### RECORDS SHOWN

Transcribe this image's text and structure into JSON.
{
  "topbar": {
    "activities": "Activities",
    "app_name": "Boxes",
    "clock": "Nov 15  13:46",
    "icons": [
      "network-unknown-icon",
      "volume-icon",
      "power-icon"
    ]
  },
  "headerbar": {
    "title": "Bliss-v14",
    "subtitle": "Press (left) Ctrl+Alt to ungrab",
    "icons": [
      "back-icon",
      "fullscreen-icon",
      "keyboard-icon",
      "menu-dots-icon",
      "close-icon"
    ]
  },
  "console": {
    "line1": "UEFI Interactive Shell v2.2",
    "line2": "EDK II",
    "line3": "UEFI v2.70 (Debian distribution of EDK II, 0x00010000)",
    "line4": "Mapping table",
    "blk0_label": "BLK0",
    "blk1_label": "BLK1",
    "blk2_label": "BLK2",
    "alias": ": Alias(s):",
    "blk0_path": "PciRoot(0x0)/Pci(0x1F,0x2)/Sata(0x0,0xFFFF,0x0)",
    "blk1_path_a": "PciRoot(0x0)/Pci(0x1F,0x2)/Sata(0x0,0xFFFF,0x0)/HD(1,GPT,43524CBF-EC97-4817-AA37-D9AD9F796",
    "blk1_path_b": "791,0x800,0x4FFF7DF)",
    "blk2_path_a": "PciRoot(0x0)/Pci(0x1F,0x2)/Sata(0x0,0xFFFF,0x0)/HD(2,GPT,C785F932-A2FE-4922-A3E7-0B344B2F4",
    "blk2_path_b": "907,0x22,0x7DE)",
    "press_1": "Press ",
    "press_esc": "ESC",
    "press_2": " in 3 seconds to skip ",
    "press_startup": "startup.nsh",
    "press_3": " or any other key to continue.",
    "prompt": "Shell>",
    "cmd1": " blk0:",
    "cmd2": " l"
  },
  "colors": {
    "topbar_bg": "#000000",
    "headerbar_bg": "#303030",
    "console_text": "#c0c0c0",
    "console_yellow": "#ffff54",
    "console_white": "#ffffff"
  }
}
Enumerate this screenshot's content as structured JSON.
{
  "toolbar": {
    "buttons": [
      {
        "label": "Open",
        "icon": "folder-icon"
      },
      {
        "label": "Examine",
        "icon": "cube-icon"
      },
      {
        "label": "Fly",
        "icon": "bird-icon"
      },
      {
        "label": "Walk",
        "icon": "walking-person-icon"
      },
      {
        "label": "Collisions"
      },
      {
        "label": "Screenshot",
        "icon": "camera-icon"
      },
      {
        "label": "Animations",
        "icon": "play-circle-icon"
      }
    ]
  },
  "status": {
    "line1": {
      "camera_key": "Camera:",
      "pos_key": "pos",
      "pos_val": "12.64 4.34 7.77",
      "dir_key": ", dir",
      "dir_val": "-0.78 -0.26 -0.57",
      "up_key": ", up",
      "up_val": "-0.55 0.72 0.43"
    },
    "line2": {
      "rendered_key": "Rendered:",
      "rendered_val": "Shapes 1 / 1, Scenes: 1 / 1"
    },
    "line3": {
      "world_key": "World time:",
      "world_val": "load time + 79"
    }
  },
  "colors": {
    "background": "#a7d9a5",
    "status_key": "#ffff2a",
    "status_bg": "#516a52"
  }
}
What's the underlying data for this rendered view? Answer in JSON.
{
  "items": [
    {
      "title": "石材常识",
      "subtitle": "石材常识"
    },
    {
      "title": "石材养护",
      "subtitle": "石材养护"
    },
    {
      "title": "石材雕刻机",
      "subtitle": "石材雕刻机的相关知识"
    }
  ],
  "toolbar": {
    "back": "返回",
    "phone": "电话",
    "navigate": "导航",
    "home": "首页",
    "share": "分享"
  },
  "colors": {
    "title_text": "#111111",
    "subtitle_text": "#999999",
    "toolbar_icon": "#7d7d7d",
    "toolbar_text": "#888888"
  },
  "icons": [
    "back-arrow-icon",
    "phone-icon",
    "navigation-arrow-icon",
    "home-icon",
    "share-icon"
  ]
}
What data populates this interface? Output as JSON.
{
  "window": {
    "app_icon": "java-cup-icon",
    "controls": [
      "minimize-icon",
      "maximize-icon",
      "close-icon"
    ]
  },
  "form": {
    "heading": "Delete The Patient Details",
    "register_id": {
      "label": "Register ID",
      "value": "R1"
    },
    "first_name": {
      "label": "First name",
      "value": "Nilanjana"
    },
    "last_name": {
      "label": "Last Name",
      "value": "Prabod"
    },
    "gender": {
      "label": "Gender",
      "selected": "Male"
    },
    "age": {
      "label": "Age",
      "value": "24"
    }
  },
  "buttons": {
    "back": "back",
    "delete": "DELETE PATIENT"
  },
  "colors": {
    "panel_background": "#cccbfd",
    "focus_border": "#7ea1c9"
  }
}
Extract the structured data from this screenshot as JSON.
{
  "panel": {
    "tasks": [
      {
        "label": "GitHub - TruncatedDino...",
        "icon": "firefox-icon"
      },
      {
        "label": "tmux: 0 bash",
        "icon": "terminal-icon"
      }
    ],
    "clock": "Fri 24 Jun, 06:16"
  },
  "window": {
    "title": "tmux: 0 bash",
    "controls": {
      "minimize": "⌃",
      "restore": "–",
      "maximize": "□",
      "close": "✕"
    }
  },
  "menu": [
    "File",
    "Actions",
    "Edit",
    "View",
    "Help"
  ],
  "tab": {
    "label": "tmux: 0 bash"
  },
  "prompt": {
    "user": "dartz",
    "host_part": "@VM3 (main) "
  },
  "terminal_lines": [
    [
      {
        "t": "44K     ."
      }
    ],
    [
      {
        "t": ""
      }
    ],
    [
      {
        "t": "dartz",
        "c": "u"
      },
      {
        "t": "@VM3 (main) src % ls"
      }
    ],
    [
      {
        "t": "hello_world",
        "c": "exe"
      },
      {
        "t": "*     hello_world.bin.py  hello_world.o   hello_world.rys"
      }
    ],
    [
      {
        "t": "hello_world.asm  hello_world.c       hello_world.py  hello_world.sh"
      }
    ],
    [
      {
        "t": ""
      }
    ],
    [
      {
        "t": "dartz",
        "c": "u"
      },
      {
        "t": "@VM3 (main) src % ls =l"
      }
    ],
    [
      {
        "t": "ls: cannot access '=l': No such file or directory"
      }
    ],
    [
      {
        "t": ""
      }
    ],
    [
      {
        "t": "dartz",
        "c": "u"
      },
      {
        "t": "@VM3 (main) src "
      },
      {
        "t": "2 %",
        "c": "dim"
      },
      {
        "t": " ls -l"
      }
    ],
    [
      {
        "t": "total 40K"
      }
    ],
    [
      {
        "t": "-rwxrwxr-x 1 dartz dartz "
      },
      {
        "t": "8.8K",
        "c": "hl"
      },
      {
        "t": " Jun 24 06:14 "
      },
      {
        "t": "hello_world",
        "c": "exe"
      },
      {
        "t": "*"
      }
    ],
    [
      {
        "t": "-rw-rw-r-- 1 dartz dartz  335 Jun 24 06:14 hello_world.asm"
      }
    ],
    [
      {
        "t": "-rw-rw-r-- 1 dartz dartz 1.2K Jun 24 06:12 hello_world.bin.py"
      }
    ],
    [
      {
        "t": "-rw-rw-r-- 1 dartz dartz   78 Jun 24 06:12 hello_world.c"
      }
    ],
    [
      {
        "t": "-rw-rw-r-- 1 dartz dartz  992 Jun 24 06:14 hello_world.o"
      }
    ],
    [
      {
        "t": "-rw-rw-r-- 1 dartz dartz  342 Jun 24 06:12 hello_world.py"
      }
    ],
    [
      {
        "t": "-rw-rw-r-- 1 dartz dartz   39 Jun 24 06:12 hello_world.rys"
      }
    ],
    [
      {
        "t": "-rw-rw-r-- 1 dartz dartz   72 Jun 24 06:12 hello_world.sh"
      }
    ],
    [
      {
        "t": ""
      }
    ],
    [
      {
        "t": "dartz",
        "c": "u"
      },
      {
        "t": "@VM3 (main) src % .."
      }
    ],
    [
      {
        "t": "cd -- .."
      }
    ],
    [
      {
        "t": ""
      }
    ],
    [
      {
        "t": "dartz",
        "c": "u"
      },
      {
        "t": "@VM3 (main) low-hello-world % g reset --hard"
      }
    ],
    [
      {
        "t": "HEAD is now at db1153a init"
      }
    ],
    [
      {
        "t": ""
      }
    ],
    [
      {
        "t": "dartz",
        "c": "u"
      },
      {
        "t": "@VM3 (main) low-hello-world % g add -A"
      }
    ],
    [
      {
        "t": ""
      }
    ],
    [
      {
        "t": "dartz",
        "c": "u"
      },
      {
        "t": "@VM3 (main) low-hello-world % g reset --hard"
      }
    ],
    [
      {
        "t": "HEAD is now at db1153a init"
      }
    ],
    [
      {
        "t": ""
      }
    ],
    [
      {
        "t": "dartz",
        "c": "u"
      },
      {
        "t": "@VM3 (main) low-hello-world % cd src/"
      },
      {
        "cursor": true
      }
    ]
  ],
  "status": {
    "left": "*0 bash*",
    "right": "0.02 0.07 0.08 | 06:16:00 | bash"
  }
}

### EXERCISE DESCRIPTION
Locate all lines holding the word "Sata", then copy them out.

### THE RESULT
    "blk0_path": "PciRoot(0x0)/Pci(0x1F,0x2)/Sata(0x0,0xFFFF,0x0)",
    "blk1_path_a": "PciRoot(0x0)/Pci(0x1F,0x2)/Sata(0x0,0xFFFF,0x0)/HD(1,GPT,43524CBF-EC97-4817-AA37-D9AD9F796",
    "blk2_path_a": "PciRoot(0x0)/Pci(0x1F,0x2)/Sata(0x0,0xFFFF,0x0)/HD(2,GPT,C785F932-A2FE-4922-A3E7-0B344B2F4",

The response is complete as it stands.